Quote the records below in full, exactly as given, with the images taken out.

===== Input for this task =====

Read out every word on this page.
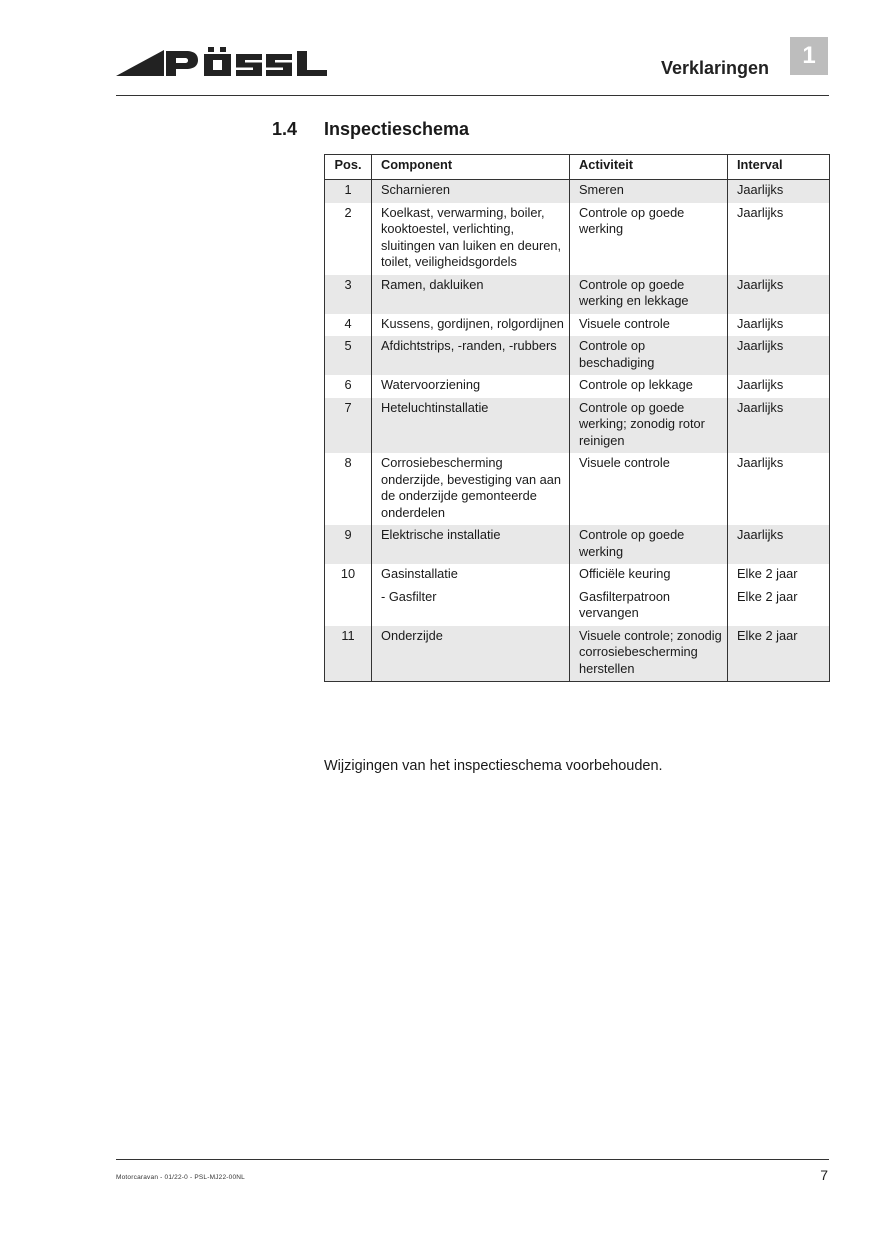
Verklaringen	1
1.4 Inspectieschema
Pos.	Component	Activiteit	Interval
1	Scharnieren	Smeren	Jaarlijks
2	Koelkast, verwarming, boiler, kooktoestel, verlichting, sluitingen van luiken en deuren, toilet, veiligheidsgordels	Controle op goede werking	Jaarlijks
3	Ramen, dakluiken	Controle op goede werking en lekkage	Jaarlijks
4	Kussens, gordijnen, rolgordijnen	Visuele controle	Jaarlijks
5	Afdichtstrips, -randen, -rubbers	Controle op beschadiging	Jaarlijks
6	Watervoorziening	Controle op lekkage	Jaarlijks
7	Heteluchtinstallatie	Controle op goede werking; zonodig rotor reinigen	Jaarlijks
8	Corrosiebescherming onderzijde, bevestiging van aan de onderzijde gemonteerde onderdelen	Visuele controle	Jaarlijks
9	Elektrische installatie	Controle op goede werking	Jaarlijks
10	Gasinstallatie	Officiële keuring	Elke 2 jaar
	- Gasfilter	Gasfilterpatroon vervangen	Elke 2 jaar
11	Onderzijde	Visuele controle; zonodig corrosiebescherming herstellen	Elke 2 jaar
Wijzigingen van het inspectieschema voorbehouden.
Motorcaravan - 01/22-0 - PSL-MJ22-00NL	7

=====

**Worked answer**.
Read out every word on this page.
Verklaringen	1
1.4 Inspectieschema
Pos.	Component	Activiteit	Interval
1	Scharnieren	Smeren	Jaarlijks
2	Koelkast, verwarming, boiler, kooktoestel, verlichting, sluitingen van luiken en deuren, toilet, veiligheidsgordels	Controle op goede werking	Jaarlijks
3	Ramen, dakluiken	Controle op goede werking en lekkage	Jaarlijks
4	Kussens, gordijnen, rolgordijnen	Visuele controle	Jaarlijks
5	Afdichtstrips, -randen, -rubbers	Controle op beschadiging	Jaarlijks
6	Watervoorziening	Controle op lekkage	Jaarlijks
7	Heteluchtinstallatie	Controle op goede werking; zonodig rotor reinigen	Jaarlijks
8	Corrosiebescherming onderzijde, bevestiging van aan de onderzijde gemonteerde onderdelen	Visuele controle	Jaarlijks
9	Elektrische installatie	Controle op goede werking	Jaarlijks
10	Gasinstallatie	Officiële keuring	Elke 2 jaar
	- Gasfilter	Gasfilterpatroon vervangen	Elke 2 jaar
11	Onderzijde	Visuele controle; zonodig corrosiebescherming herstellen	Elke 2 jaar
Wijzigingen van het inspectieschema voorbehouden.
Motorcaravan - 01/22-0 - PSL-MJ22-00NL	7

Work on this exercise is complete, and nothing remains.